Exercise brief. Update the entries below by replacing "MEDIA_VLAN" with "GUEST_VLAN" everywhere it occurs, leaving every other character unchanged. Omit the pictures from your answer.

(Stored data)
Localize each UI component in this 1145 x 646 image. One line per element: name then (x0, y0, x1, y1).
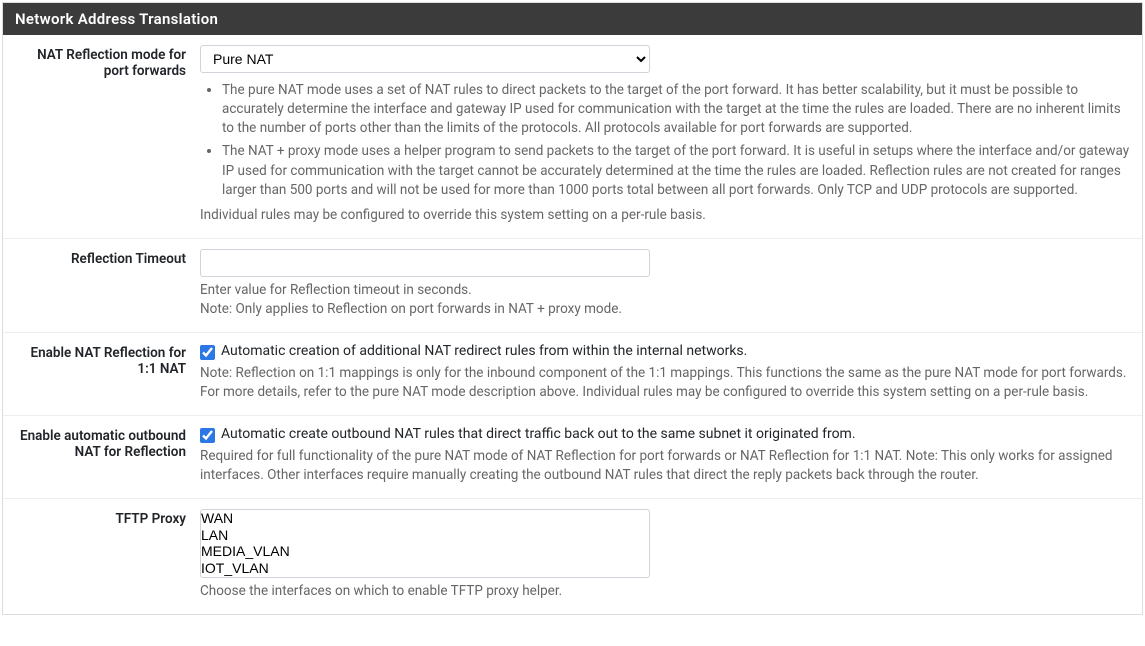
label-enable-11-nat: Enable NAT Reflection for 1:1 NAT (15, 343, 200, 403)
help-bullet-pure-nat: The pure NAT mode uses a set of NAT rule… (222, 81, 1130, 138)
select-nat-reflection-mode[interactable]: Pure NAT (200, 45, 650, 73)
checkbox-row-enable-outbound[interactable]: Automatic create outbound NAT rules that… (200, 426, 1130, 443)
help-list-nat-reflection: The pure NAT mode uses a set of NAT rule… (222, 81, 1130, 200)
listbox-tftp-proxy[interactable]: WAN LAN MEDIA_VLAN IOT_VLAN (200, 509, 650, 578)
control-tftp-proxy: WAN LAN MEDIA_VLAN IOT_VLAN Choose the i… (200, 509, 1130, 602)
help-bullet-nat-proxy: The NAT + proxy mode uses a helper progr… (222, 142, 1130, 199)
help-enable-11-nat: Note: Reflection on 1:1 mappings is only… (200, 364, 1130, 403)
control-enable-11-nat: Automatic creation of additional NAT red… (200, 343, 1130, 403)
checkbox-label-enable-outbound: Automatic create outbound NAT rules that… (221, 426, 856, 442)
label-nat-reflection-mode: NAT Reflection mode for port forwards (15, 45, 200, 226)
option-tftp-lan[interactable]: LAN (201, 527, 649, 544)
label-reflection-timeout: Reflection Timeout (15, 249, 200, 320)
panel-title: Network Address Translation (3, 3, 1142, 35)
help-reflection-timeout-2: Note: Only applies to Reflection on port… (200, 300, 1130, 320)
control-enable-outbound: Automatic create outbound NAT rules that… (200, 426, 1130, 486)
row-reflection-timeout: Reflection Timeout Enter value for Refle… (3, 239, 1142, 333)
option-tftp-iot-vlan[interactable]: IOT_VLAN (201, 560, 649, 577)
label-enable-outbound: Enable automatic outbound NAT for Reflec… (15, 426, 200, 486)
checkbox-enable-outbound[interactable] (200, 428, 215, 443)
row-tftp-proxy: TFTP Proxy WAN LAN MEDIA_VLAN IOT_VLAN C… (3, 499, 1142, 614)
help-enable-outbound: Required for full functionality of the p… (200, 447, 1130, 486)
help-reflection-timeout-1: Enter value for Reflection timeout in se… (200, 281, 1130, 301)
help-tftp-proxy: Choose the interfaces on which to enable… (200, 582, 1130, 602)
option-tftp-media-vlan[interactable]: MEDIA_VLAN (201, 543, 649, 560)
row-enable-11-nat: Enable NAT Reflection for 1:1 NAT Automa… (3, 333, 1142, 416)
help-note-override: Individual rules may be configured to ov… (200, 206, 1130, 226)
checkbox-row-enable-11-nat[interactable]: Automatic creation of additional NAT red… (200, 343, 1130, 360)
option-tftp-wan[interactable]: WAN (201, 510, 649, 527)
checkbox-label-enable-11-nat: Automatic creation of additional NAT red… (221, 343, 747, 359)
control-reflection-timeout: Enter value for Reflection timeout in se… (200, 249, 1130, 320)
row-enable-outbound: Enable automatic outbound NAT for Reflec… (3, 416, 1142, 499)
label-tftp-proxy: TFTP Proxy (15, 509, 200, 602)
control-nat-reflection-mode: Pure NAT The pure NAT mode uses a set of… (200, 45, 1130, 226)
checkbox-enable-11-nat[interactable] (200, 345, 215, 360)
row-nat-reflection-mode: NAT Reflection mode for port forwards Pu… (3, 35, 1142, 239)
nat-panel: Network Address Translation NAT Reflecti… (2, 2, 1143, 615)
input-reflection-timeout[interactable] (200, 249, 650, 277)
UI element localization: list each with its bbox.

Result of the exercise.
Localize each UI component in this 1145 x 646 image. One line per element: name then (x0, y0, x1, y1).
label-enable-11-nat: Enable NAT Reflection for 1:1 NAT (15, 343, 200, 403)
help-bullet-pure-nat: The pure NAT mode uses a set of NAT rule… (222, 81, 1130, 138)
select-nat-reflection-mode[interactable]: Pure NAT (200, 45, 650, 73)
checkbox-row-enable-outbound[interactable]: Automatic create outbound NAT rules that… (200, 426, 1130, 443)
help-list-nat-reflection: The pure NAT mode uses a set of NAT rule… (222, 81, 1130, 200)
listbox-tftp-proxy[interactable]: WAN LAN GUEST_VLAN IOT_VLAN (200, 509, 650, 578)
control-tftp-proxy: WAN LAN GUEST_VLAN IOT_VLAN Choose the i… (200, 509, 1130, 602)
help-bullet-nat-proxy: The NAT + proxy mode uses a helper progr… (222, 142, 1130, 199)
help-enable-11-nat: Note: Reflection on 1:1 mappings is only… (200, 364, 1130, 403)
control-enable-11-nat: Automatic creation of additional NAT red… (200, 343, 1130, 403)
checkbox-label-enable-outbound: Automatic create outbound NAT rules that… (221, 426, 856, 442)
label-nat-reflection-mode: NAT Reflection mode for port forwards (15, 45, 200, 226)
option-tftp-lan[interactable]: LAN (201, 527, 649, 544)
label-reflection-timeout: Reflection Timeout (15, 249, 200, 320)
panel-title: Network Address Translation (3, 3, 1142, 35)
help-reflection-timeout-2: Note: Only applies to Reflection on port… (200, 300, 1130, 320)
control-enable-outbound: Automatic create outbound NAT rules that… (200, 426, 1130, 486)
row-reflection-timeout: Reflection Timeout Enter value for Refle… (3, 239, 1142, 333)
option-tftp-iot-vlan[interactable]: IOT_VLAN (201, 560, 649, 577)
label-enable-outbound: Enable automatic outbound NAT for Reflec… (15, 426, 200, 486)
checkbox-enable-outbound[interactable] (200, 428, 215, 443)
row-tftp-proxy: TFTP Proxy WAN LAN GUEST_VLAN IOT_VLAN C… (3, 499, 1142, 614)
help-enable-outbound: Required for full functionality of the p… (200, 447, 1130, 486)
help-reflection-timeout-1: Enter value for Reflection timeout in se… (200, 281, 1130, 301)
help-tftp-proxy: Choose the interfaces on which to enable… (200, 582, 1130, 602)
option-tftp-media-vlan[interactable]: GUEST_VLAN (201, 543, 649, 560)
row-enable-11-nat: Enable NAT Reflection for 1:1 NAT Automa… (3, 333, 1142, 416)
help-note-override: Individual rules may be configured to ov… (200, 206, 1130, 226)
checkbox-row-enable-11-nat[interactable]: Automatic creation of additional NAT red… (200, 343, 1130, 360)
option-tftp-wan[interactable]: WAN (201, 510, 649, 527)
checkbox-label-enable-11-nat: Automatic creation of additional NAT red… (221, 343, 747, 359)
control-reflection-timeout: Enter value for Reflection timeout in se… (200, 249, 1130, 320)
row-enable-outbound: Enable automatic outbound NAT for Reflec… (3, 416, 1142, 499)
label-tftp-proxy: TFTP Proxy (15, 509, 200, 602)
control-nat-reflection-mode: Pure NAT The pure NAT mode uses a set of… (200, 45, 1130, 226)
checkbox-enable-11-nat[interactable] (200, 345, 215, 360)
row-nat-reflection-mode: NAT Reflection mode for port forwards Pu… (3, 35, 1142, 239)
nat-panel: Network Address Translation NAT Reflecti… (2, 2, 1143, 615)
input-reflection-timeout[interactable] (200, 249, 650, 277)
UI element localization: list each with its bbox.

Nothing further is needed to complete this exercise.